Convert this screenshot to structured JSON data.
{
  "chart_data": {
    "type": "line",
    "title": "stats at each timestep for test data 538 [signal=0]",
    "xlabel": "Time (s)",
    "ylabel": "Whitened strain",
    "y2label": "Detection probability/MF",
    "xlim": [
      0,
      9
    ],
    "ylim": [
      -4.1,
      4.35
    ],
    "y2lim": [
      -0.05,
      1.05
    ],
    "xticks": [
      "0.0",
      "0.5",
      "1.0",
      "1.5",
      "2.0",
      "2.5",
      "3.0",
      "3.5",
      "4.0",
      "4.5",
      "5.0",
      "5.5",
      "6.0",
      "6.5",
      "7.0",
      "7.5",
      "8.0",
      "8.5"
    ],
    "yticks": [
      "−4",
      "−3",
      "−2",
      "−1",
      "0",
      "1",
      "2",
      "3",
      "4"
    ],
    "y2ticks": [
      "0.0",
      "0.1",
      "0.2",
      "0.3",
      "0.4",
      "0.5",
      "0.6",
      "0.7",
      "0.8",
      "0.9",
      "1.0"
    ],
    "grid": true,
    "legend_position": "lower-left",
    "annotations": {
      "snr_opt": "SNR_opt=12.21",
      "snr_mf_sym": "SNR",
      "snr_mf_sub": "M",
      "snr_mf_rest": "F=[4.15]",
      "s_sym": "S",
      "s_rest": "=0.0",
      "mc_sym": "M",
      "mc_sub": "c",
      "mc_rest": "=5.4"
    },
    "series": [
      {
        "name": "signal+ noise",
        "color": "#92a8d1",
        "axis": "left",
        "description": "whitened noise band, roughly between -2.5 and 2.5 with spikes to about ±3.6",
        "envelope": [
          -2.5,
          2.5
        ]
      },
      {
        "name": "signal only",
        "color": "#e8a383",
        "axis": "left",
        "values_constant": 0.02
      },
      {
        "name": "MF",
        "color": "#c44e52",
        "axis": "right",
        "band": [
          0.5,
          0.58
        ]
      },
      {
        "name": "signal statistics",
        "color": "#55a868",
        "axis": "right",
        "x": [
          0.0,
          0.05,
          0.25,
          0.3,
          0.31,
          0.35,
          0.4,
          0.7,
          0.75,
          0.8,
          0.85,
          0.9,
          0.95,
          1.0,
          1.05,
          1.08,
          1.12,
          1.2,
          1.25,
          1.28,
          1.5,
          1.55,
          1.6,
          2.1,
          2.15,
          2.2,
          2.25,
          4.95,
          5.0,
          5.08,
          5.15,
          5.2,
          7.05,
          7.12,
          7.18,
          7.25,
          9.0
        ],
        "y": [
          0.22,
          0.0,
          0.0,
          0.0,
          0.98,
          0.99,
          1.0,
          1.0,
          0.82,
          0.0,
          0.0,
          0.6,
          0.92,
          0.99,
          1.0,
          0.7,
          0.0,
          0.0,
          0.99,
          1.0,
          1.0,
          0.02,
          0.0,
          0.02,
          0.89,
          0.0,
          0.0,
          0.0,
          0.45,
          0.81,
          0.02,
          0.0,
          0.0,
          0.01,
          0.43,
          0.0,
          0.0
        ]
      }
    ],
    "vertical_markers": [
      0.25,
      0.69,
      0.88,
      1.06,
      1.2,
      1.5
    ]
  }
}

- - - -

**WHAT YOU ARE ASKED TO DO**
Set every line of the listing down word for word.

**ANSWER FOR THE TASK**
Convert this screenshot to structured JSON data.
{
  "chart_data": {
    "type": "line",
    "title": "stats at each timestep for test data 538 [signal=0]",
    "xlabel": "Time (s)",
    "ylabel": "Whitened strain",
    "y2label": "Detection probability/MF",
    "xlim": [
      0,
      9
    ],
    "ylim": [
      -4.1,
      4.35
    ],
    "y2lim": [
      -0.05,
      1.05
    ],
    "xticks": [
      "0.0",
      "0.5",
      "1.0",
      "1.5",
      "2.0",
      "2.5",
      "3.0",
      "3.5",
      "4.0",
      "4.5",
      "5.0",
      "5.5",
      "6.0",
      "6.5",
      "7.0",
      "7.5",
      "8.0",
      "8.5"
    ],
    "yticks": [
      "−4",
      "−3",
      "−2",
      "−1",
      "0",
      "1",
      "2",
      "3",
      "4"
    ],
    "y2ticks": [
      "0.0",
      "0.1",
      "0.2",
      "0.3",
      "0.4",
      "0.5",
      "0.6",
      "0.7",
      "0.8",
      "0.9",
      "1.0"
    ],
    "grid": true,
    "legend_position": "lower-left",
    "annotations": {
      "snr_opt": "SNR_opt=12.21",
      "snr_mf_sym": "SNR",
      "snr_mf_sub": "M",
      "snr_mf_rest": "F=[4.15]",
      "s_sym": "S",
      "s_rest": "=0.0",
      "mc_sym": "M",
      "mc_sub": "c",
      "mc_rest": "=5.4"
    },
    "series": [
      {
        "name": "signal+ noise",
        "color": "#92a8d1",
        "axis": "left",
        "description": "whitened noise band, roughly between -2.5 and 2.5 with spikes to about ±3.6",
        "envelope": [
          -2.5,
          2.5
        ]
      },
      {
        "name": "signal only",
        "color": "#e8a383",
        "axis": "left",
        "values_constant": 0.02
      },
      {
        "name": "MF",
        "color": "#c44e52",
        "axis": "right",
        "band": [
          0.5,
          0.58
        ]
      },
      {
        "name": "signal statistics",
        "color": "#55a868",
        "axis": "right",
        "x": [
          0.0,
          0.05,
          0.25,
          0.3,
          0.31,
          0.35,
          0.4,
          0.7,
          0.75,
          0.8,
          0.85,
          0.9,
          0.95,
          1.0,
          1.05,
          1.08,
          1.12,
          1.2,
          1.25,
          1.28,
          1.5,
          1.55,
          1.6,
          2.1,
          2.15,
          2.2,
          2.25,
          4.95,
          5.0,
          5.08,
          5.15,
          5.2,
          7.05,
          7.12,
          7.18,
          7.25,
          9.0
        ],
        "y": [
          0.22,
          0.0,
          0.0,
          0.0,
          0.98,
          0.99,
          1.0,
          1.0,
          0.82,
          0.0,
          0.0,
          0.6,
          0.92,
          0.99,
          1.0,
          0.7,
          0.0,
          0.0,
          0.99,
          1.0,
          1.0,
          0.02,
          0.0,
          0.02,
          0.89,
          0.0,
          0.0,
          0.0,
          0.45,
          0.81,
          0.02,
          0.0,
          0.0,
          0.01,
          0.43,
          0.0,
          0.0
        ]
      }
    ],
    "vertical_markers": [
      0.25,
      0.69,
      0.88,
      1.06,
      1.2,
      1.5
    ]
  }
}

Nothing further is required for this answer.